(Stored entries)
--------------------------------

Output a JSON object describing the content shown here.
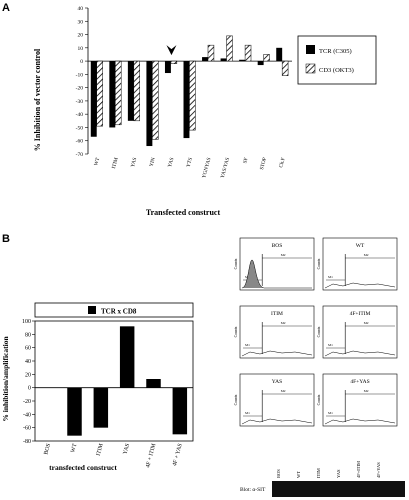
{
  "panel_a": {
    "letter": "A",
    "ylabel": "% Inhibition of vector control",
    "xlabel": "Transfected construct"
  },
  "panel_b": {
    "letter": "B",
    "ylabel": "% inhibition/amplification",
    "xlabel": "transfected construct",
    "legend_title": "TCR x CD8"
  },
  "flow": {
    "y_axis_label": "Counts",
    "panels": [
      {
        "title": "BOS",
        "m1": "M1",
        "m2": "M2"
      },
      {
        "title": "WT",
        "m1": "M1",
        "m2": "M2"
      },
      {
        "title": "ITIM",
        "m1": "M1",
        "m2": "M2"
      },
      {
        "title": "4F+ITIM",
        "m1": "M1",
        "m2": "M2"
      },
      {
        "title": "YAS",
        "m1": "M1",
        "m2": "M2"
      },
      {
        "title": "4F+YAS",
        "m1": "M1",
        "m2": "M2"
      }
    ]
  },
  "blot": {
    "label": "Blot: α-SIT",
    "lanes": [
      "BOS",
      "WT",
      "ITIM",
      "YAS",
      "4F+ITIM",
      "4F+YAS"
    ]
  },
  "colors": {
    "solid": "#000000",
    "hatch": "#000000",
    "background": "#ffffff"
  },
  "chart_data": [
    {
      "type": "bar",
      "categories": [
        "WT",
        "ITIM",
        "YAS",
        "YIN",
        "YAS",
        "YTS",
        "YGNYAS",
        "YAS/YAS",
        "SF",
        "STOP",
        "Ch.F"
      ],
      "series": [
        {
          "name": "TCR (C305)",
          "values": [
            -57,
            -50,
            -45,
            -64,
            -9,
            -58,
            3,
            2,
            1,
            -3,
            10
          ]
        },
        {
          "name": "CD3 (OKT3)",
          "values": [
            -49,
            -48,
            -45,
            -59,
            -2,
            -52,
            12,
            19,
            12,
            5,
            -11
          ]
        }
      ],
      "ylim": [
        -70,
        40
      ],
      "yticks": [
        40,
        30,
        20,
        10,
        0,
        -10,
        -20,
        -30,
        -40,
        -50,
        -60,
        -70
      ],
      "ylabel": "% Inhibition of vector control",
      "xlabel": "Transfected construct",
      "legend": "right",
      "grid": false
    },
    {
      "type": "bar",
      "categories": [
        "BOS",
        "WT",
        "ITIM",
        "YAS",
        "4F + ITIM",
        "4F + YAS"
      ],
      "series": [
        {
          "name": "TCR x CD8",
          "values": [
            0,
            -72,
            -60,
            92,
            13,
            -70
          ]
        }
      ],
      "ylim": [
        -80,
        100
      ],
      "yticks": [
        100,
        80,
        60,
        40,
        20,
        0,
        -20,
        -40,
        -60,
        -80
      ],
      "ylabel": "% inhibition/amplification",
      "xlabel": "transfected construct",
      "legend": "top",
      "grid": false
    }
  ]
}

--------------------------------

## TASK
Without including the pictures, return each record above exactly as it stands.

## FINISHED TASK
Output a JSON object describing the content shown here.
{
  "panel_a": {
    "letter": "A",
    "ylabel": "% Inhibition of vector control",
    "xlabel": "Transfected construct"
  },
  "panel_b": {
    "letter": "B",
    "ylabel": "% inhibition/amplification",
    "xlabel": "transfected construct",
    "legend_title": "TCR x CD8"
  },
  "flow": {
    "y_axis_label": "Counts",
    "panels": [
      {
        "title": "BOS",
        "m1": "M1",
        "m2": "M2"
      },
      {
        "title": "WT",
        "m1": "M1",
        "m2": "M2"
      },
      {
        "title": "ITIM",
        "m1": "M1",
        "m2": "M2"
      },
      {
        "title": "4F+ITIM",
        "m1": "M1",
        "m2": "M2"
      },
      {
        "title": "YAS",
        "m1": "M1",
        "m2": "M2"
      },
      {
        "title": "4F+YAS",
        "m1": "M1",
        "m2": "M2"
      }
    ]
  },
  "blot": {
    "label": "Blot: α-SIT",
    "lanes": [
      "BOS",
      "WT",
      "ITIM",
      "YAS",
      "4F+ITIM",
      "4F+YAS"
    ]
  },
  "colors": {
    "solid": "#000000",
    "hatch": "#000000",
    "background": "#ffffff"
  },
  "chart_data": [
    {
      "type": "bar",
      "categories": [
        "WT",
        "ITIM",
        "YAS",
        "YIN",
        "YAS",
        "YTS",
        "YGNYAS",
        "YAS/YAS",
        "SF",
        "STOP",
        "Ch.F"
      ],
      "series": [
        {
          "name": "TCR (C305)",
          "values": [
            -57,
            -50,
            -45,
            -64,
            -9,
            -58,
            3,
            2,
            1,
            -3,
            10
          ]
        },
        {
          "name": "CD3 (OKT3)",
          "values": [
            -49,
            -48,
            -45,
            -59,
            -2,
            -52,
            12,
            19,
            12,
            5,
            -11
          ]
        }
      ],
      "ylim": [
        -70,
        40
      ],
      "yticks": [
        40,
        30,
        20,
        10,
        0,
        -10,
        -20,
        -30,
        -40,
        -50,
        -60,
        -70
      ],
      "ylabel": "% Inhibition of vector control",
      "xlabel": "Transfected construct",
      "legend": "right",
      "grid": false
    },
    {
      "type": "bar",
      "categories": [
        "BOS",
        "WT",
        "ITIM",
        "YAS",
        "4F + ITIM",
        "4F + YAS"
      ],
      "series": [
        {
          "name": "TCR x CD8",
          "values": [
            0,
            -72,
            -60,
            92,
            13,
            -70
          ]
        }
      ],
      "ylim": [
        -80,
        100
      ],
      "yticks": [
        100,
        80,
        60,
        40,
        20,
        0,
        -20,
        -40,
        -60,
        -80
      ],
      "ylabel": "% inhibition/amplification",
      "xlabel": "transfected construct",
      "legend": "top",
      "grid": false
    }
  ]
}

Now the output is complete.